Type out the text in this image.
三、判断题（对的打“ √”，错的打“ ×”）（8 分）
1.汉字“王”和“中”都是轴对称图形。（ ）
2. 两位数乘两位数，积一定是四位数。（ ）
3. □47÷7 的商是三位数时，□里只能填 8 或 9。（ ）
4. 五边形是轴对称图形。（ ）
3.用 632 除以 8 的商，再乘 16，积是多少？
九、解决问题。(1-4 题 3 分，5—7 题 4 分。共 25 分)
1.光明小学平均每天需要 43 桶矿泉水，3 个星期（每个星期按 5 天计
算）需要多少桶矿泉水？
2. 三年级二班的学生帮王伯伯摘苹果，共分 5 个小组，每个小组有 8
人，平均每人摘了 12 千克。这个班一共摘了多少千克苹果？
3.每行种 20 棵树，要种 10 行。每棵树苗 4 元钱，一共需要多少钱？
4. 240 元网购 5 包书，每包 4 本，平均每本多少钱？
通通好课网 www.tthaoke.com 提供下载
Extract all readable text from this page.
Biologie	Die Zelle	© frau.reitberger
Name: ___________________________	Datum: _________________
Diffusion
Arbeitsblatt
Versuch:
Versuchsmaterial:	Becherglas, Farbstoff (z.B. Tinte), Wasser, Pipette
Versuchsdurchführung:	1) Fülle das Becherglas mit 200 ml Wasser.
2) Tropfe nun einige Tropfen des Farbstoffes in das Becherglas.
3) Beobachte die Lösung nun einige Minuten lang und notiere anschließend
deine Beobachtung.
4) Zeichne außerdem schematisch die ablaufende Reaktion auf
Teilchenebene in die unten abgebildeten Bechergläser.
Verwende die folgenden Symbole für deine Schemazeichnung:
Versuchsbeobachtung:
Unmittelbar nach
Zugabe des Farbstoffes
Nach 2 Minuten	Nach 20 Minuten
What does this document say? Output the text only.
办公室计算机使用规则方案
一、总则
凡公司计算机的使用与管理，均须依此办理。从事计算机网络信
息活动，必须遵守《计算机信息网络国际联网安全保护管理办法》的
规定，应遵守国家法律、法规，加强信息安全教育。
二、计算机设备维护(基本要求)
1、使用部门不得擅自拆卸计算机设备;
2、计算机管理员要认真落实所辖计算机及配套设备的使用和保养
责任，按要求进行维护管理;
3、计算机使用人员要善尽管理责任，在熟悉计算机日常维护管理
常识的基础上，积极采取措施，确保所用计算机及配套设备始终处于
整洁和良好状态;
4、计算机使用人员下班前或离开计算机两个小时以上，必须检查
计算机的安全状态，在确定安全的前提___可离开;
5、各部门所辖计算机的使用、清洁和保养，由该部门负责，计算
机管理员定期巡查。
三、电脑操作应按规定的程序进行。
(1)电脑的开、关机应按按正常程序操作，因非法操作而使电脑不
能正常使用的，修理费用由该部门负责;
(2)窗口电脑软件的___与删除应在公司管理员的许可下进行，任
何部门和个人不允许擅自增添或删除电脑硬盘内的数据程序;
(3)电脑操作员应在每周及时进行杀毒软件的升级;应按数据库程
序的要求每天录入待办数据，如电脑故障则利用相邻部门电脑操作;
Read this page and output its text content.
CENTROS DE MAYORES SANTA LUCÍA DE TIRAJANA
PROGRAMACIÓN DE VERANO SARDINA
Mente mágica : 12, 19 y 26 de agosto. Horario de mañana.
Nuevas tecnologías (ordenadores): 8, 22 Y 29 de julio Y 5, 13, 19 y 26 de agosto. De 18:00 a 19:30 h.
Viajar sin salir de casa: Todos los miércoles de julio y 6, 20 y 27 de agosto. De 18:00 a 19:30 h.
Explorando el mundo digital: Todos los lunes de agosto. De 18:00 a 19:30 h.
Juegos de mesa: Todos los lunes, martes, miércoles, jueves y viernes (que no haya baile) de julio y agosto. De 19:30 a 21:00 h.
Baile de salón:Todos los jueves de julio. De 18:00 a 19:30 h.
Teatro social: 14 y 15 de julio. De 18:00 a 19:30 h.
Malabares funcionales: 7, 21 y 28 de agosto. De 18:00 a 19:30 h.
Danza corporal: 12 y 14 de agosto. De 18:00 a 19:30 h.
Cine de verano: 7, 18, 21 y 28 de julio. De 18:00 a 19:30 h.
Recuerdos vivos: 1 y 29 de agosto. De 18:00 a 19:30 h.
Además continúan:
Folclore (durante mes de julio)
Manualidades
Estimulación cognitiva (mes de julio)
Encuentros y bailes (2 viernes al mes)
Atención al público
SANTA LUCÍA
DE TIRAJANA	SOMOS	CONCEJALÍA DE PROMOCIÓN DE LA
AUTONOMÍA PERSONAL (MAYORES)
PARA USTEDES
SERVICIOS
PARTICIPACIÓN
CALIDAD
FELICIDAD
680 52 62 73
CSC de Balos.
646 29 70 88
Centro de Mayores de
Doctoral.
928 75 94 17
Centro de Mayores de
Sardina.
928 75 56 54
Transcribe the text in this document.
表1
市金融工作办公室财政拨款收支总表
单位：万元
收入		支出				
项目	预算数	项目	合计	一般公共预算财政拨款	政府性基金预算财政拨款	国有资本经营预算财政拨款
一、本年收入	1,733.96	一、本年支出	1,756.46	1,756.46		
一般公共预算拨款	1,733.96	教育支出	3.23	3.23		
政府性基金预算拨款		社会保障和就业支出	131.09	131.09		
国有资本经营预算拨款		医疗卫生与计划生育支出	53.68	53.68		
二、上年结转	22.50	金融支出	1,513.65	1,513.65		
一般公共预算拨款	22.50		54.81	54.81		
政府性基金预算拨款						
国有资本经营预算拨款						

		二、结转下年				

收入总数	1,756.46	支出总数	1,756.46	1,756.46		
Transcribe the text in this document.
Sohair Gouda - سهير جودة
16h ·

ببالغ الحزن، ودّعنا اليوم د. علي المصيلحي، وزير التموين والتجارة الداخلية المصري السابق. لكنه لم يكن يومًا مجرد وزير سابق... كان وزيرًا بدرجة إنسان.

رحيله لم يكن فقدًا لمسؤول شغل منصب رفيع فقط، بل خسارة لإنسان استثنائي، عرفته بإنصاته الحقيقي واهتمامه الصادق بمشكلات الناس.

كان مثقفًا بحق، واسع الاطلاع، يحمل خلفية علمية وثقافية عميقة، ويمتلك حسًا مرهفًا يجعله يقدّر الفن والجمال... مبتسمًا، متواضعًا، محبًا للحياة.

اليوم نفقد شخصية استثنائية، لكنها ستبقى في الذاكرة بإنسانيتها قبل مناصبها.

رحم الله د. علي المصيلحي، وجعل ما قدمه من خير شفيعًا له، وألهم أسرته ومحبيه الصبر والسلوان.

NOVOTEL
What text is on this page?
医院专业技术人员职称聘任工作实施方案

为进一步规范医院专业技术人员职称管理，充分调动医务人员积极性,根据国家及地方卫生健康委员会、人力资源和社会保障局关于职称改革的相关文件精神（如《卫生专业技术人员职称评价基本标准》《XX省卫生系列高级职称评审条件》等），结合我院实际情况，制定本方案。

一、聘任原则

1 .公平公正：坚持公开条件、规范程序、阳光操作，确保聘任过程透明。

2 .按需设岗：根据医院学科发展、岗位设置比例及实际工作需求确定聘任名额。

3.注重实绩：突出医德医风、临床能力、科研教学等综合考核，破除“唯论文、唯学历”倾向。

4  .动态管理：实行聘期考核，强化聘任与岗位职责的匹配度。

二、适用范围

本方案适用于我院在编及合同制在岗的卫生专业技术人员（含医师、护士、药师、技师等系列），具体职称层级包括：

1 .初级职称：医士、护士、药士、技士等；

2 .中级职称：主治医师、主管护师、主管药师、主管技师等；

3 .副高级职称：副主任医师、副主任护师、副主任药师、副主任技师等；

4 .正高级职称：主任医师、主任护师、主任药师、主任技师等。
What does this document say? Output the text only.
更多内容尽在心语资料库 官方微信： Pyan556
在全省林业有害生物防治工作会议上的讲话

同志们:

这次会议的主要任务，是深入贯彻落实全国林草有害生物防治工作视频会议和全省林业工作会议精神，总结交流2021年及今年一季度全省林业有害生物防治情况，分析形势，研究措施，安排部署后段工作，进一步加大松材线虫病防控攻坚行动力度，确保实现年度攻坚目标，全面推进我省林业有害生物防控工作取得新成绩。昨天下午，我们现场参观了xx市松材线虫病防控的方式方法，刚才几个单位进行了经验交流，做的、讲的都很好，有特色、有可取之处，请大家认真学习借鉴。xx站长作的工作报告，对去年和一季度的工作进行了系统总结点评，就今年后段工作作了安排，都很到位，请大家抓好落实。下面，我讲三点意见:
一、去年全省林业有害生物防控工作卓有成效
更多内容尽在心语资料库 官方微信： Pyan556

Short problem: Copy out the lines that hold "Wasser".

Final answer:
Versuchsmaterial:	Becherglas, Farbstoff (z.B. Tinte), Wasser, Pipette
Versuchsdurchführung:	1) Fülle das Becherglas mit 200 ml Wasser.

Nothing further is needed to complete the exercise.